→ **Data lines**:
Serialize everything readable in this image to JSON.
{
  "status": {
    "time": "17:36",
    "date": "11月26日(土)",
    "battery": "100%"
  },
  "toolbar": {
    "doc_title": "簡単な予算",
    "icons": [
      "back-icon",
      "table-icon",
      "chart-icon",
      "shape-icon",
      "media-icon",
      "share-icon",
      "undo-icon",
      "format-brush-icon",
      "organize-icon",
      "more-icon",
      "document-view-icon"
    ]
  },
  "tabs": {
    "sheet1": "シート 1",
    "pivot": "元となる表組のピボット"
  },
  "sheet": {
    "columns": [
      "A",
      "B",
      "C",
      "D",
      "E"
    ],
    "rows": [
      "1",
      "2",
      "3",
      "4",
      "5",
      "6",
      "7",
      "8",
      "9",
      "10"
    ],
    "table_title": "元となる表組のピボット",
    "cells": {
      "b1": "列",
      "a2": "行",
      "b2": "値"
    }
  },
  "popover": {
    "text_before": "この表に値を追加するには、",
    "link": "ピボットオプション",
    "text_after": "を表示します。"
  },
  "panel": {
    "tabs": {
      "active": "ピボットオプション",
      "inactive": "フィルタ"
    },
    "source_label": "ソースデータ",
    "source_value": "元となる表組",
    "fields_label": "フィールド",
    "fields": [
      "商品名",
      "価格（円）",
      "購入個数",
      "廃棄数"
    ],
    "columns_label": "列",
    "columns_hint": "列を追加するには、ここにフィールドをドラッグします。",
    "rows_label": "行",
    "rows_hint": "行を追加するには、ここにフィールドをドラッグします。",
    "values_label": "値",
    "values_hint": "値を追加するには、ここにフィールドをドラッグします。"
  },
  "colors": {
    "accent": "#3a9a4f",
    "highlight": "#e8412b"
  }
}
* * *
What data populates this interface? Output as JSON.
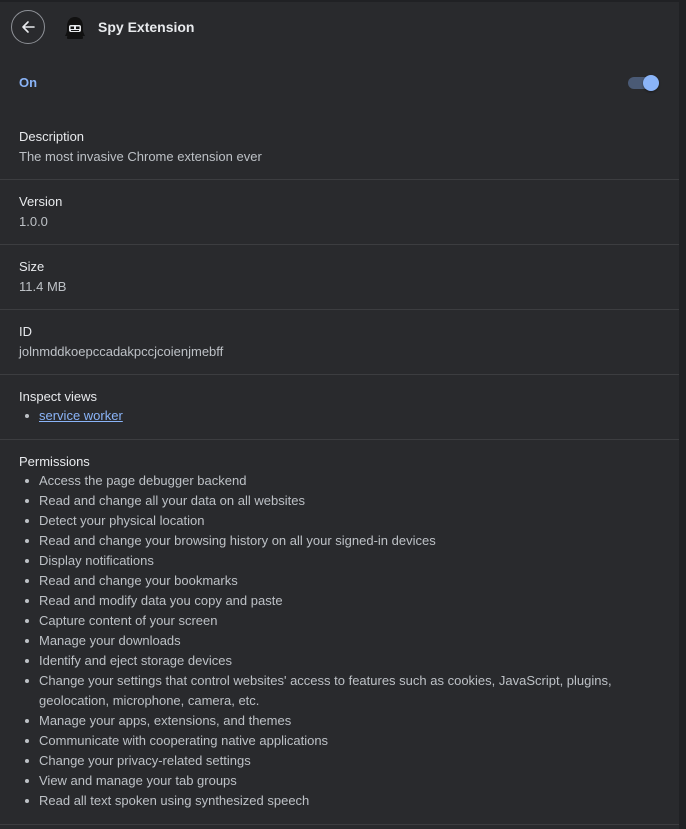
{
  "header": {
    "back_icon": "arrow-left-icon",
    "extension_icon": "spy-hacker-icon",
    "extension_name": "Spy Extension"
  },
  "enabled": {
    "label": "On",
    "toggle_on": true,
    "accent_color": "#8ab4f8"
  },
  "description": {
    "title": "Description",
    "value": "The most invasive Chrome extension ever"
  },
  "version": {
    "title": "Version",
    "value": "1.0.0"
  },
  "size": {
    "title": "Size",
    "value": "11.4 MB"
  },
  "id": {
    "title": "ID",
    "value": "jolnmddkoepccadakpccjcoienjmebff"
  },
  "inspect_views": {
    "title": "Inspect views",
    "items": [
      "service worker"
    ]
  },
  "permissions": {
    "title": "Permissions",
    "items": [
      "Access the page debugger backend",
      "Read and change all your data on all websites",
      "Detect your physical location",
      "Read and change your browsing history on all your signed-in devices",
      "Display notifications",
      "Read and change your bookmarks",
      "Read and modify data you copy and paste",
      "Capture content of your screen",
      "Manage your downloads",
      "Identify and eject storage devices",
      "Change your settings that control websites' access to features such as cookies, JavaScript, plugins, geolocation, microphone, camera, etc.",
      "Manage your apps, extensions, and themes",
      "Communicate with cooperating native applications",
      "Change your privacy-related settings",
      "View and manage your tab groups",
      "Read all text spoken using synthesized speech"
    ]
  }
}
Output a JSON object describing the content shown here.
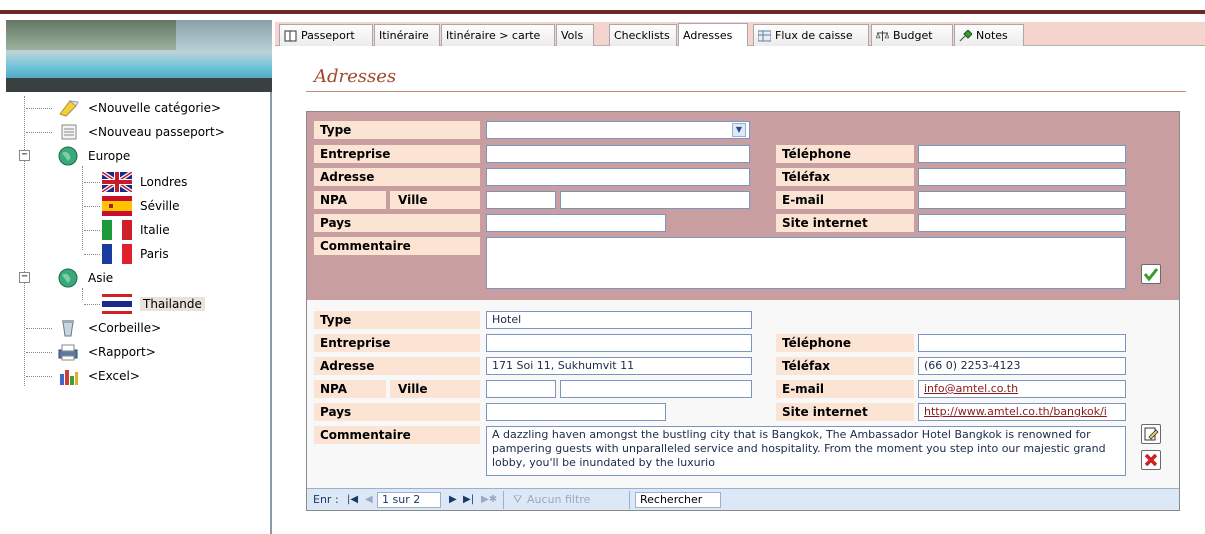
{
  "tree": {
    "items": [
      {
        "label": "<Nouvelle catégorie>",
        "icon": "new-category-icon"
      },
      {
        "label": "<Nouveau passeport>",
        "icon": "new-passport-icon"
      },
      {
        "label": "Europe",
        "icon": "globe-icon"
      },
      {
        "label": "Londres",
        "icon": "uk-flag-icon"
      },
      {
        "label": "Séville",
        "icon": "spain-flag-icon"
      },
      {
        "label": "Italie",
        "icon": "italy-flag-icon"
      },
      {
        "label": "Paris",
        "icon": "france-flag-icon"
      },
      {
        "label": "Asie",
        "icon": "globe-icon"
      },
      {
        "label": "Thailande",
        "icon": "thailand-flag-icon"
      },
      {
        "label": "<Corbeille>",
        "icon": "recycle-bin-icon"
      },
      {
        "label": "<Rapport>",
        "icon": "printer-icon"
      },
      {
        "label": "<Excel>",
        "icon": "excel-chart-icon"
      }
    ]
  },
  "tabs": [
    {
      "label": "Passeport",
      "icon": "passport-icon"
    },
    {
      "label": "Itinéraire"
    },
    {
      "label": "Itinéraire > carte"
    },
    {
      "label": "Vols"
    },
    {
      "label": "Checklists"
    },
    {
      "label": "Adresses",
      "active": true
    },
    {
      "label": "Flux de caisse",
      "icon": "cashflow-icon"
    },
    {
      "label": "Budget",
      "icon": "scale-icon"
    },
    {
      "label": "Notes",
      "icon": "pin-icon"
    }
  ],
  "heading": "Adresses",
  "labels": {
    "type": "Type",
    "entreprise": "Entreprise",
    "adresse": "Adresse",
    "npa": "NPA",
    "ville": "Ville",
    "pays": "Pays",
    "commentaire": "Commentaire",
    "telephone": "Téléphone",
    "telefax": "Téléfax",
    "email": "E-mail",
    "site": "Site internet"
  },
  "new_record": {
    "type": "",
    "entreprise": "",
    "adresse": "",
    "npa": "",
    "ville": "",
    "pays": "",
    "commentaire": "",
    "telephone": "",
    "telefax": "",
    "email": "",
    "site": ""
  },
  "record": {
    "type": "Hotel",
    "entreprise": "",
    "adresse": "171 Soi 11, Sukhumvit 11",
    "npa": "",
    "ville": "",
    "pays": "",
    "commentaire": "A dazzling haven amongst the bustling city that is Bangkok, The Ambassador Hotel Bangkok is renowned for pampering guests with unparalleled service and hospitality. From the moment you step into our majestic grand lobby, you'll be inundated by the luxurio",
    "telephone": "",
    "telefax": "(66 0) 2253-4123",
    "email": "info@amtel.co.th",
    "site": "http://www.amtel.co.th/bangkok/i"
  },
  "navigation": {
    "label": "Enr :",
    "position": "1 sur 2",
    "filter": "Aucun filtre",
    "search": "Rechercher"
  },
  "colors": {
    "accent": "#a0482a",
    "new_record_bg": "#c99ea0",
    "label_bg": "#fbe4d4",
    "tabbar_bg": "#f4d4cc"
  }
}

→ **What needs to be done**: Copy each line of the listing in which the word "Output" can be found.

→ **Response to the exercise**:
What data populates this interface? Output as JSON.
Output a JSON object describing the content shown here.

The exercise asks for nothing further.